Goal. Copy out the records word for word, from the very start down to and including the line that contains "scroll-left-icon[interactable]: ◀ (889, 691, 896, 701)".

--- Data to process ---

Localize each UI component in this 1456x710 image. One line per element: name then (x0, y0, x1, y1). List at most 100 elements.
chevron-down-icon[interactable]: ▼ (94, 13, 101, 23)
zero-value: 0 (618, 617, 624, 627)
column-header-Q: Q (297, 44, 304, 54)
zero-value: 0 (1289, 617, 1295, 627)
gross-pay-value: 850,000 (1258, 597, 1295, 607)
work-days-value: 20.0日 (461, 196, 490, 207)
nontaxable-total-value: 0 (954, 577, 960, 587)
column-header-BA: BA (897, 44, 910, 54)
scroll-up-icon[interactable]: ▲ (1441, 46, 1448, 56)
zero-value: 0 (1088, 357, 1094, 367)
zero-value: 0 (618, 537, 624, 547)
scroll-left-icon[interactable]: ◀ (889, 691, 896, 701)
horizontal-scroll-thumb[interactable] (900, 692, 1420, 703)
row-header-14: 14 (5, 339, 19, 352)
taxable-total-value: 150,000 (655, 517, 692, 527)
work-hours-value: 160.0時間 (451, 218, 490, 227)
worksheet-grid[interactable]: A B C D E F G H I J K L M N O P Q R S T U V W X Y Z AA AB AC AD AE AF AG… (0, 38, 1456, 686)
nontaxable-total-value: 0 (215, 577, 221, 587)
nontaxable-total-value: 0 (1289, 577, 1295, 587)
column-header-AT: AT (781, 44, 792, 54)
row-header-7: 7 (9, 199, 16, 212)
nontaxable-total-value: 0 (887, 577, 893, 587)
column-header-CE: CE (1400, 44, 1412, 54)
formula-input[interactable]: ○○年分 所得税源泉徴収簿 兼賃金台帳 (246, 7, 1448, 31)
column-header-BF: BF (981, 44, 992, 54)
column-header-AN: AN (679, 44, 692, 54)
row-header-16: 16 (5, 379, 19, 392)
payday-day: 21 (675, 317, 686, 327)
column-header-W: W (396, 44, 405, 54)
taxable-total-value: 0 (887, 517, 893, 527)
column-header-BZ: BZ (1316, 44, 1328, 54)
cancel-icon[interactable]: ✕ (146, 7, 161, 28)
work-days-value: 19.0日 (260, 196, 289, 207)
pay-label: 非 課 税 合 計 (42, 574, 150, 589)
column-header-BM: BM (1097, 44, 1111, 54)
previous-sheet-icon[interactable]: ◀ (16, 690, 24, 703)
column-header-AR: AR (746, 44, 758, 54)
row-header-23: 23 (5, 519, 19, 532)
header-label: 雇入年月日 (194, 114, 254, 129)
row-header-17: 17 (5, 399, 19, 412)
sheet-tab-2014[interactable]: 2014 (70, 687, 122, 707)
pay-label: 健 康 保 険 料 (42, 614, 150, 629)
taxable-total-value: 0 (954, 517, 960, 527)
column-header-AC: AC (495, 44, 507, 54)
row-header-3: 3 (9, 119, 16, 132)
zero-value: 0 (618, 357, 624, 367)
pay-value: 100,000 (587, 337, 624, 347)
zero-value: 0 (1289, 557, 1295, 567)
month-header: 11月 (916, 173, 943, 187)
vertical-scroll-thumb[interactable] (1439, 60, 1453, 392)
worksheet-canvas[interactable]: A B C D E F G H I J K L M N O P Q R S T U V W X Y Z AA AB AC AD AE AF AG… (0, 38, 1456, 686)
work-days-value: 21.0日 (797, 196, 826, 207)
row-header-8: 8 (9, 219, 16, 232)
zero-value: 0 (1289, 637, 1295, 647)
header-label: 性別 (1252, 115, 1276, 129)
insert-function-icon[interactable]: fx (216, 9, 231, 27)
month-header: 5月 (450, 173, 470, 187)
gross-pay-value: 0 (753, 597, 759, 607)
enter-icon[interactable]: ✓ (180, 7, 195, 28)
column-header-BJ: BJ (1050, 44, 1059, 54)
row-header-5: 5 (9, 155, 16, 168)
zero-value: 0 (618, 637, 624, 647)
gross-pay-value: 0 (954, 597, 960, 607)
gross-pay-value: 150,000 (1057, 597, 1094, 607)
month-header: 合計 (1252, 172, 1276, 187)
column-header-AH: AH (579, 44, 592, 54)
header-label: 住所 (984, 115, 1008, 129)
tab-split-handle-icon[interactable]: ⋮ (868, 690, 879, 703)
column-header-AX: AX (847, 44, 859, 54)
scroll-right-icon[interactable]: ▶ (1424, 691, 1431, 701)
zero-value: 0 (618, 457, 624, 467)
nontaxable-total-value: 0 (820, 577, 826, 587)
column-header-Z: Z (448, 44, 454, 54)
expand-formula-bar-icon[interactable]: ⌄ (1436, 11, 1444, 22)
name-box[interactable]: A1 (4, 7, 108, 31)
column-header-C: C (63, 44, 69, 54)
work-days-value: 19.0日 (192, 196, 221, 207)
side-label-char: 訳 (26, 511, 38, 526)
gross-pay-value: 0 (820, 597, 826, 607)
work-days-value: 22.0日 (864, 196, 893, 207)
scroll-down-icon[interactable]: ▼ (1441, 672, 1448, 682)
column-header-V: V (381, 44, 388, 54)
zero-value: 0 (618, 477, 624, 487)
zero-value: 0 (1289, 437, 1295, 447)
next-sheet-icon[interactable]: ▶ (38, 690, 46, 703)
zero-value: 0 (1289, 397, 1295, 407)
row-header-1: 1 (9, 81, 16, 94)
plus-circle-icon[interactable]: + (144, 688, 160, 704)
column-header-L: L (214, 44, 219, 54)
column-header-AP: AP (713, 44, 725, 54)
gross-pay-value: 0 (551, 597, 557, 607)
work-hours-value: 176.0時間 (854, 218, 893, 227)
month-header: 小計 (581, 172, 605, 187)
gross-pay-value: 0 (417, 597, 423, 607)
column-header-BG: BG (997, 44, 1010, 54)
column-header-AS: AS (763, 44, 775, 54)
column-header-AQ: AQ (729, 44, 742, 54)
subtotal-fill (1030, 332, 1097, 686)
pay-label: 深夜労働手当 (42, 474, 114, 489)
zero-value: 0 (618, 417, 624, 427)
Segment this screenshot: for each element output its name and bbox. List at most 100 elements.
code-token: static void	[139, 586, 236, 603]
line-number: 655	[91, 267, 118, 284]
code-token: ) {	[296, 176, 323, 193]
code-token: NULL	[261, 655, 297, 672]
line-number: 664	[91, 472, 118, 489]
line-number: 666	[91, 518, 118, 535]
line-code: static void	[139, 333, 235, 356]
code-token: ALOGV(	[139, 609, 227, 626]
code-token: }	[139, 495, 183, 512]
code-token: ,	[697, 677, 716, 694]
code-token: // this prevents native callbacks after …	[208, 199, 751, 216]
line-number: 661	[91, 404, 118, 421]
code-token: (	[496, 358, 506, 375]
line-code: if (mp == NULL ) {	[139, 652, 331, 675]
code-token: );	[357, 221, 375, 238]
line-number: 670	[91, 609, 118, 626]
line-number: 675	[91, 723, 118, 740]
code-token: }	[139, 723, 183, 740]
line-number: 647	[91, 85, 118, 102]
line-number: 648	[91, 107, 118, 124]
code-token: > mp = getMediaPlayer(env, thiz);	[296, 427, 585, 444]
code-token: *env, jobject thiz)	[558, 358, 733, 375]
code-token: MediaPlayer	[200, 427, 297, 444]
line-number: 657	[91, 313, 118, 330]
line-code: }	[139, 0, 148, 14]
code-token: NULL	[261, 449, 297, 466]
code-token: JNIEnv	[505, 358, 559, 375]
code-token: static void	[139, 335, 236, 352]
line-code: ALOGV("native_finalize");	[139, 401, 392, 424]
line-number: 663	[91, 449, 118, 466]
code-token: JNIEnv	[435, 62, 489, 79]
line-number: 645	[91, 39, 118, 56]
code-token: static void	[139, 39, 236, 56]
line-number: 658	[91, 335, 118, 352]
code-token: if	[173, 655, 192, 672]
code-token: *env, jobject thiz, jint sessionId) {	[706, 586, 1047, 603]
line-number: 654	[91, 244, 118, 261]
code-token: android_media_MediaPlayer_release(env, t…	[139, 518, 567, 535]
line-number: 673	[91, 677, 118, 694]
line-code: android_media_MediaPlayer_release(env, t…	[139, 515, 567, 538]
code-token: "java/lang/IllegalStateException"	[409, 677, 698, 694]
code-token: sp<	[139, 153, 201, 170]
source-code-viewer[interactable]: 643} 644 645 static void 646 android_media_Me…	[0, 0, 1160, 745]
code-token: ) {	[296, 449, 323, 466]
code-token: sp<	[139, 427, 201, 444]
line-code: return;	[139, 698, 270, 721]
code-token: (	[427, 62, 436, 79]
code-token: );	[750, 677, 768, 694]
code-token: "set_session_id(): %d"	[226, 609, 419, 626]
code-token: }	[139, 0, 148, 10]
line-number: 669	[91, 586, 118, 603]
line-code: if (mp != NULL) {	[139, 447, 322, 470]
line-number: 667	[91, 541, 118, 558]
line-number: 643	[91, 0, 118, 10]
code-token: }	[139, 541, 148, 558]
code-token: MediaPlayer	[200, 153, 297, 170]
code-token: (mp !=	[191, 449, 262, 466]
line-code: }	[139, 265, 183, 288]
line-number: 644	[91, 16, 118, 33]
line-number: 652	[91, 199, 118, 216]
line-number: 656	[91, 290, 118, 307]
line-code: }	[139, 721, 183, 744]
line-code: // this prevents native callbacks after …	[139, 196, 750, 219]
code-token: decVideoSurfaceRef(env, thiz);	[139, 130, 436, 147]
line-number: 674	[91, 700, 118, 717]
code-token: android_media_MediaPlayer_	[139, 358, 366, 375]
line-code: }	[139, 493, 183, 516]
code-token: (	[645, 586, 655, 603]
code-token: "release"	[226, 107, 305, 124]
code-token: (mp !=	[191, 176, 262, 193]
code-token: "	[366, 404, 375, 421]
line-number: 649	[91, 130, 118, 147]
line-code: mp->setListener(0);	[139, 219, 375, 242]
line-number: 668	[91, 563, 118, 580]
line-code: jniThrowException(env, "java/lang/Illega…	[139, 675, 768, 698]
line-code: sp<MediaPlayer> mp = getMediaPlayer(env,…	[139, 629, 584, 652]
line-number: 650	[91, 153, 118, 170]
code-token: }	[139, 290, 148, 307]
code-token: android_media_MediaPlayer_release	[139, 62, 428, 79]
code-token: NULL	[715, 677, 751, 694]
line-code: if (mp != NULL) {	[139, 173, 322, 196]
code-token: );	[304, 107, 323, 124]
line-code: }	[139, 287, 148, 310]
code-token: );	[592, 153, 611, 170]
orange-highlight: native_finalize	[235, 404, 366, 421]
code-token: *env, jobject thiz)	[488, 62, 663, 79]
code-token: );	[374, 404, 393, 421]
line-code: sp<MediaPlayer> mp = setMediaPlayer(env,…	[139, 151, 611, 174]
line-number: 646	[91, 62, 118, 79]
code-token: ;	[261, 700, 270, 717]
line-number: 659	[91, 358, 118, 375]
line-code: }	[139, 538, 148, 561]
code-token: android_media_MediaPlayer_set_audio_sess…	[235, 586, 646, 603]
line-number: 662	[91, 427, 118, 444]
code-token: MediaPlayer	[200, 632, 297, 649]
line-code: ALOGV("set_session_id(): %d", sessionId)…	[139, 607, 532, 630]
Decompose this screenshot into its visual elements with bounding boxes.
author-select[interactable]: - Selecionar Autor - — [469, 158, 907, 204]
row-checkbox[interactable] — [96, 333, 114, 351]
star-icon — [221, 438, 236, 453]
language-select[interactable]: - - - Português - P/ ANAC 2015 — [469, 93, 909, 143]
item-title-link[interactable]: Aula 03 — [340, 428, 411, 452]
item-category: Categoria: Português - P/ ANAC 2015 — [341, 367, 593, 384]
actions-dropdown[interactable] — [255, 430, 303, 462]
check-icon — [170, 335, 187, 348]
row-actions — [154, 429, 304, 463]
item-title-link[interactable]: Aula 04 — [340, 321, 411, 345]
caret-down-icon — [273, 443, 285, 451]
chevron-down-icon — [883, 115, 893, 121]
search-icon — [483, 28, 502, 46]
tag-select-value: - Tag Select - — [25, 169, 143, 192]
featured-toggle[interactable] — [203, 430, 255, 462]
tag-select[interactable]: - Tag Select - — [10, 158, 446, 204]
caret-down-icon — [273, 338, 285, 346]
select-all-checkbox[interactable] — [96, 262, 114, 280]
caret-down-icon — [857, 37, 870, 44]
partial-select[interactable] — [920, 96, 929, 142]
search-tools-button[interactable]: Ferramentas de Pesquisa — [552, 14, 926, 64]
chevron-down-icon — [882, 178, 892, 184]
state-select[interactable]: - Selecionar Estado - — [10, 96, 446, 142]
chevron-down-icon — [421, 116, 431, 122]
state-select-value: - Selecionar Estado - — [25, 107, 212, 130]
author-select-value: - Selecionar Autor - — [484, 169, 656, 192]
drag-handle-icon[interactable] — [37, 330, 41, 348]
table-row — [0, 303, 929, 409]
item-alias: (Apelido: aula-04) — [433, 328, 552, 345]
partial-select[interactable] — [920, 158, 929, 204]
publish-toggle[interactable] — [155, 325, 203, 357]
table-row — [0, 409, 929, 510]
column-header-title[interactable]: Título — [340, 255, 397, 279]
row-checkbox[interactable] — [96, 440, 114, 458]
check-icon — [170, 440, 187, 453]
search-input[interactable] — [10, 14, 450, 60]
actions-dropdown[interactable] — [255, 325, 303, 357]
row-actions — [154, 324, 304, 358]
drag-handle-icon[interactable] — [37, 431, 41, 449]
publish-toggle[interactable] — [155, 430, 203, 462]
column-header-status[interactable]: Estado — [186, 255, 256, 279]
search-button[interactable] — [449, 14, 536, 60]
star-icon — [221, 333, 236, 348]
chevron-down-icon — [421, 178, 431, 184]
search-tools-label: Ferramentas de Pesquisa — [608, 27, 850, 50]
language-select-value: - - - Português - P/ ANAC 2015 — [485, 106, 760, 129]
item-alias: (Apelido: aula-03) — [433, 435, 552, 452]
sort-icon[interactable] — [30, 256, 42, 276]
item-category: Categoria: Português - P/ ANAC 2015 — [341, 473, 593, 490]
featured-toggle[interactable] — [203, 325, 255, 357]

---

Exercise solution.
Localize each UI component in this 1456x710 image. One line per element: name then (x0, y0, x1, y1). List at most 100 elements.
chevron-down-icon[interactable]: ▼ (94, 13, 101, 23)
zero-value: 0 (618, 617, 624, 627)
column-header-Q: Q (297, 44, 304, 54)
zero-value: 0 (1289, 617, 1295, 627)
gross-pay-value: 850,000 (1258, 597, 1295, 607)
work-days-value: 20.0日 (461, 196, 490, 207)
nontaxable-total-value: 0 (954, 577, 960, 587)
column-header-BA: BA (897, 44, 910, 54)
scroll-up-icon[interactable]: ▲ (1441, 46, 1448, 56)
zero-value: 0 (1088, 357, 1094, 367)
zero-value: 0 (618, 537, 624, 547)
scroll-left-icon[interactable]: ◀ (889, 691, 896, 701)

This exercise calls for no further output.